Excerpt provided |
= = = = = = =

    That being said, I don’t buy organic because I don’t believe in the truthfulness of labels. I know a couple of guys that run a “Certified Organic” operation that use enough Round-Up to keep Monsanto in business.

    By the way, I added you to my blogroll.


  2. Hey Jeff,

    Thanks. I know that many big farms do practice good soil husbandry; it is their capital. I certainly don’t think that big farmers fall into the evil tycoon character set. When i write about growing i do emphasize smaller farms, because local is important…but also because pressure needs to be taken off of bigger farms so that they (and everyone else) can remain profitable over the long term. I have nothing against big farms or commodity agriculture; everything has it’s place. A good many of the big operations practice IPM too, if for no other reason than the prohibitive cost of pesticides.

    I’m a realist on this matter, probably because i work in horticulture and understand the demands/constraints of growing on a large scale.

    I care not one whit for “organic”. It’s a noble pursuit and i try to stay close to it in my own growing, but i think that it actually represents a very difficult constraint on farmers (especially the small farmer). Say the market gardener/small farmer has a problem like powdery mildew; are they supposed to lose the crop because there’s no organic treatment? Or as is the case with worms, there is an organic treatment (Bt), but it’s still a toxin. A grower could slather everything in a layer of Bt an inch thick…it’s still organic.

    I don’t bother with buying “certified organic” either. It’s mostly marketing at this point. And i’d rather look the grower in the eye and shake his hand.

    And i will return the favor.

  3. Lex – I read this before we took off for camping and wanted to comment…

    Do you know of these folks at Polyface Farms in Virginia? I love how they say they are really in the earthworm enhancement business.

    I think they are a fascinating concept – and I know it is practiced around the world.

    This is the hard time of the year – when the Farmer’s Markets are closed and we have to hope the shops buy enough interesting things from local growers. Last year I read Kingsolver’s book Animal, Vegetable Miracle – total eye-opener to the costs of food in the real sense, not just what we pay.


  4. Dawn,

    I do know of the Salatins. They do it right, and i have a friend who was inspired enough by them to start a similar livestock operation…though of course much smaller. Polyface is my example of choice for those who think that animal husbandry is necessarily an environmental evil.
= = = = = = =
Tasks to carry out |
- 1) Name every person or family mentioned by name in the comment thread on organic farming.
- 2) Write a continuation of the comment thread on organic farming, picking up after its final sentence.

Items from a dataset:
= = = = = = =
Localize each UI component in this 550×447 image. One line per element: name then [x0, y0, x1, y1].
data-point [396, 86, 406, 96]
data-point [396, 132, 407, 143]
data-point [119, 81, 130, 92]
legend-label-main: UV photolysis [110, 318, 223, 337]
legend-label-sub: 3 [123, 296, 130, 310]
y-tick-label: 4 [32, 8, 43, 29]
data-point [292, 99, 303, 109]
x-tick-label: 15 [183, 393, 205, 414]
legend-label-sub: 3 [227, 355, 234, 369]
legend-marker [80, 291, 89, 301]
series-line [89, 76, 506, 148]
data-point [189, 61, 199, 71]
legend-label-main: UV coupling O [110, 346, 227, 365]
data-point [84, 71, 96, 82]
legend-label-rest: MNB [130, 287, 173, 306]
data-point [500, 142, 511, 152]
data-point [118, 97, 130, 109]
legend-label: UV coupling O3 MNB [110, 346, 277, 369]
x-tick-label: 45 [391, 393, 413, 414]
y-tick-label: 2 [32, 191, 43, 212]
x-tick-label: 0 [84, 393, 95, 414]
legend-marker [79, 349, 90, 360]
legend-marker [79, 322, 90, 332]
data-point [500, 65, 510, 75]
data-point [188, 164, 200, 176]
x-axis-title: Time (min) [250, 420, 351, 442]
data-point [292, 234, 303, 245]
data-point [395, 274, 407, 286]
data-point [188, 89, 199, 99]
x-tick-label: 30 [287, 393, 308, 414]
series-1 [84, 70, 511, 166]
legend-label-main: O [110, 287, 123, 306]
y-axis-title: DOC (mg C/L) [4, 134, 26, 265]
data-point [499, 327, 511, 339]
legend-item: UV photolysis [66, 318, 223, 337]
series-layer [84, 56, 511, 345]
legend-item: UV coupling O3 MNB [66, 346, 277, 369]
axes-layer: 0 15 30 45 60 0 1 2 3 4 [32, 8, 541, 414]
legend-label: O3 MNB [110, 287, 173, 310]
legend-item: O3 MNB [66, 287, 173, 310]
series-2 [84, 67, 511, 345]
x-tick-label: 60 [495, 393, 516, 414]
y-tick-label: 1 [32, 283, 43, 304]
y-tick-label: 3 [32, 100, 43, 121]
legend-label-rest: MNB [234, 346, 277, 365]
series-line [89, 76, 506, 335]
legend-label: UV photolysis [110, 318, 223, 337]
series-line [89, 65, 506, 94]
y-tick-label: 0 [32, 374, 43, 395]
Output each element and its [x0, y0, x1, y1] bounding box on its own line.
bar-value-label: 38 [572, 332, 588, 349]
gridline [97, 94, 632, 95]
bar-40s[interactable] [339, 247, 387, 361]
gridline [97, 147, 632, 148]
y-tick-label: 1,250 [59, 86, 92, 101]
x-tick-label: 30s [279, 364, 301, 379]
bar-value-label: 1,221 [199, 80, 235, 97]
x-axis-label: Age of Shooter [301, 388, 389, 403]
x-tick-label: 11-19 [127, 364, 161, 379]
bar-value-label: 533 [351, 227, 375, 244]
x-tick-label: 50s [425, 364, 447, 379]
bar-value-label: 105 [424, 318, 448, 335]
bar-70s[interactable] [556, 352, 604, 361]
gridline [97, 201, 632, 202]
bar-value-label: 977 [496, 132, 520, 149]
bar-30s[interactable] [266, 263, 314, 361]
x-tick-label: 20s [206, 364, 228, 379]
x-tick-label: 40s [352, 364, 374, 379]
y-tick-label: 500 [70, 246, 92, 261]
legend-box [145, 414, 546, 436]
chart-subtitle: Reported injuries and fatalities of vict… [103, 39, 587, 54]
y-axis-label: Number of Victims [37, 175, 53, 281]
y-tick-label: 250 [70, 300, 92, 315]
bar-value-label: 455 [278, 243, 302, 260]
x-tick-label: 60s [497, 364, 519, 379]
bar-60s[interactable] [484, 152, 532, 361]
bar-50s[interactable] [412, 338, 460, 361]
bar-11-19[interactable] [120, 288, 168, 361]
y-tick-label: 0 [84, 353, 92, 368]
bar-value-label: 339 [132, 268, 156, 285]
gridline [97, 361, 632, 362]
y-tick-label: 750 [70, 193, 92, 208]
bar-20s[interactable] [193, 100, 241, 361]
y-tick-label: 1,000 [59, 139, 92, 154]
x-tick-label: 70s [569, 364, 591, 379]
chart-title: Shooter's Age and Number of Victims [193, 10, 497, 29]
= = = = = = =
Answers for each item |
- 1) Jeff, Lex, Kingsolver, Dawn, the Salatins

- 2)
    I always enjoy livestock farmers who spend more time talking about earthworms and growing grass than they do about the animals. While i have nothing against the new ways of agriculture, i worry that we might have thrown the baby out with the bathwater. Updating, tweaking, and amending the old ways will probably serve us better and make us less reliant on the new ways. And i don’t think that that they’re mutually exclusive.

    I’ve read Animal, Vegetable, Miracle as well; it’s a wonderful little book.

    It is a difficult time of year. There are some ways around it, like indoor gardening…but that isn’t for everyone (though it’s not as hard as it sounds, and not terribly expensive if your electric rates are reasonable).

    This issue is one of the reasons that i feel that urban, greenhouse agriculture is of paramount importance. It is one way that quality produce could be had year round.

    Take a look at this:
    Specifically, under “our farms” and then under “our national headquarters”. At the bottom of the page is a layout for their 2 acre operation.

  5. What a terrific link, I bookmarked it so I can go through it later in more depth.

    That is a wonderfully rich use of two acres of land. Inspiring the mind and body.

    There is an entire thread over at Global Oneness Project regarding agriculture. Here is the link to Dorah Lebelo and her work in the inner city of Johannesburg.

  6. Dawn,
    I just stumbled across that link not too long ago, but i’m excited for a springtime trip to Milwaukee (it’s not too far from here) and the chance to see the operation in action.

    Thank you for the link on Ms. Lebelo. I’ll be looking into her project further, as i’m more interested in the nuts and bolts than the impact.